SOURCE DOCUMENT:

━━━━

Unfortunately, before we were able to get in position, the telltale crack of a rifle told us that the first buffalo had been shot. As we've seen time and again, when one buffalo is killed his companions tend to stay in the area rather than scatter and run. This enabled a second group of hunters to sight in on the second buffalo with great ease. Because of our location, we were able to capture on film the multiple shots needed to bring the second buffalo down. With so many shots we lost track at five but later overheard a conversation about seven brass casings being recovered at the scene.
As the third buffalo looked on towards his fallen brothers we approached the hunters and engaged them in conversation. We discussed Montana's intolerance for bison, the nearly perpetual hazing and lack of habitat in Montana due to the complete failure of the Inter-agency Bison Management Plan. While we disagreed about the merits of the bison hunt we found some common ground in our views of how wild bison should be treated in the state. Although BFC disagrees with the hunt, we recognize the power of Montana's hunting community and hope that such dialog, education, and outreach will eventually lead to positive change for the bison.

━━━━

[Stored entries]

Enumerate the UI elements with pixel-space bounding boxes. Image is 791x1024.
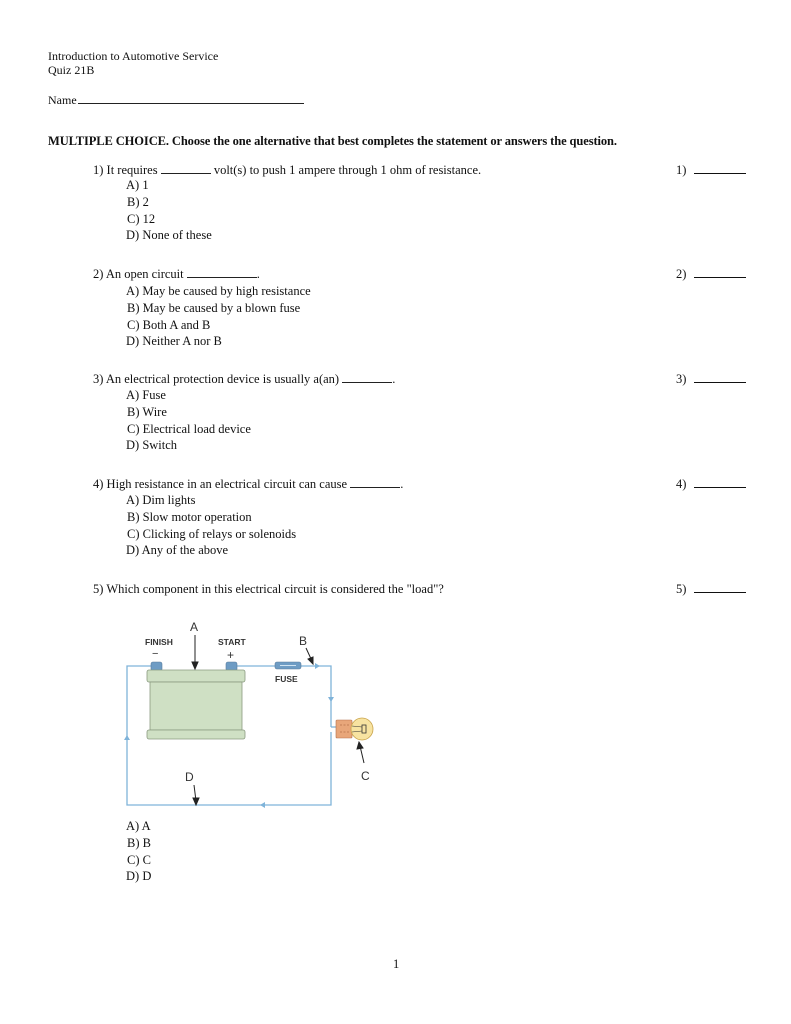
answer-line[interactable]: [694, 162, 746, 174]
fill-blank: [342, 371, 392, 383]
flow-arrow: [328, 697, 334, 702]
question-number: 2): [93, 267, 104, 281]
label-minus: −: [152, 648, 159, 660]
bulb-socket: [336, 720, 352, 738]
light-bulb: [336, 718, 373, 740]
option-a: A) Dim lights: [126, 493, 196, 507]
arrow-d-head: [193, 798, 199, 805]
name-label: Name: [48, 93, 77, 107]
question-2-text: 2) An open circuit .: [93, 267, 260, 281]
option-d: D) Switch: [126, 438, 178, 453]
answer-line[interactable]: [694, 371, 746, 383]
name-field[interactable]: [78, 92, 304, 104]
circuit-diagram: [118, 615, 388, 815]
label-d: D: [185, 770, 194, 784]
question-3-options: [126, 387, 251, 454]
option-c: C) Both A and B: [127, 317, 211, 332]
battery: [147, 662, 245, 739]
label-a: A: [190, 620, 199, 634]
question-2-options: [126, 283, 311, 350]
option-b: B) Slow motor operation: [127, 509, 252, 524]
label-fuse: FUSE: [275, 674, 298, 684]
question-1-options: [126, 177, 212, 244]
option-d: D) D: [126, 869, 152, 884]
option-c: C) Clicking of relays or solenoids: [127, 526, 297, 541]
answer-slot-5[interactable]: 5): [676, 581, 746, 597]
flow-arrow: [315, 663, 320, 669]
page-number: 1: [393, 957, 400, 971]
option-b: B) 2: [127, 194, 149, 209]
answer-line[interactable]: [694, 581, 746, 593]
label-c: C: [361, 769, 370, 783]
fill-blank: [187, 266, 257, 278]
answer-slot-2[interactable]: 2): [676, 266, 746, 282]
arrow-a-head: [192, 662, 198, 669]
arrow-c-head: [357, 742, 363, 749]
option-b: B) Wire: [127, 404, 167, 419]
arrow-b-head: [308, 657, 313, 664]
question-4-text: 4) High resistance in an electrical circuit can cause .: [93, 477, 404, 491]
answer-line[interactable]: [694, 266, 746, 278]
option-a: A) Fuse: [126, 388, 166, 402]
option-b: B) B: [127, 835, 151, 850]
label-b: B: [299, 634, 308, 648]
option-a: A) May be caused by high resistance: [126, 284, 311, 298]
section-instructions: MULTIPLE CHOICE. Choose the one alternative that best completes the statement or answers the question.: [48, 134, 617, 148]
question-number: 5): [93, 582, 104, 596]
label-finish: FINISH: [145, 637, 173, 647]
fuse: [275, 662, 301, 669]
fill-blank: [350, 476, 400, 488]
option-b: B) May be caused by a blown fuse: [127, 300, 301, 315]
question-5-options: [126, 818, 151, 885]
option-d: D) Any of the above: [126, 543, 229, 558]
question-1-text: 1) It requires volt(s) to push 1 ampere through 1 ohm of resistance.: [93, 163, 482, 177]
battery-base: [147, 730, 245, 739]
answer-line[interactable]: [694, 476, 746, 488]
option-a: A) A: [126, 819, 151, 833]
label-plus: +: [227, 648, 235, 662]
course-title: Introduction to Automotive Service: [48, 49, 219, 63]
question-3-text: 3) An electrical protection device is usually a(an) .: [93, 372, 396, 386]
question-5-text: 5) Which component in this electrical circuit is considered the "load"?: [93, 582, 444, 596]
fill-blank: [161, 162, 211, 174]
option-c: C) 12: [127, 211, 156, 226]
quiz-title: Quiz 21B: [48, 63, 95, 77]
battery-body: [150, 682, 242, 730]
name-field-row: [48, 92, 304, 107]
option-c: C) Electrical load device: [127, 421, 251, 436]
answer-slot-1[interactable]: 1): [676, 162, 746, 178]
question-number: 4): [93, 477, 104, 491]
answer-slot-3[interactable]: 3): [676, 371, 746, 387]
option-d: D) Neither A nor B: [126, 334, 222, 349]
option-a: A) 1: [126, 178, 149, 192]
label-start: START: [218, 637, 246, 647]
battery-lid: [147, 670, 245, 682]
option-c: C) C: [127, 852, 151, 867]
option-d: D) None of these: [126, 228, 212, 243]
question-number: 3): [93, 372, 104, 386]
flow-arrow: [260, 802, 265, 808]
answer-slot-4[interactable]: 4): [676, 476, 746, 492]
question-4-options: [126, 492, 296, 559]
question-number: 1): [93, 163, 104, 177]
flow-arrow: [124, 735, 130, 740]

━━━━

DIRECTIVE 1: In the account of the bison hunt, how many brass casings were reportedly recovered at the scene?
DIRECTIVE 2: Write out the stretch of the bison hunt account from "Unfortunately, before we" through "at the scene.".

FINAL ANSWER 1: Seven brass casings were reportedly recovered.

FINAL ANSWER 2:
Unfortunately, before we were able to get in position, the telltale crack of a rifle told us that the first buffalo had been shot. As we've seen time and again, when one buffalo is killed his companions tend to stay in the area rather than scatter and run. This enabled a second group of hunters to sight in on the second buffalo with great ease. Because of our location, we were able to capture on film the multiple shots needed to bring the second buffalo down. With so many shots we lost track at five but later overheard a conversation about seven brass casings being recovered at the scene.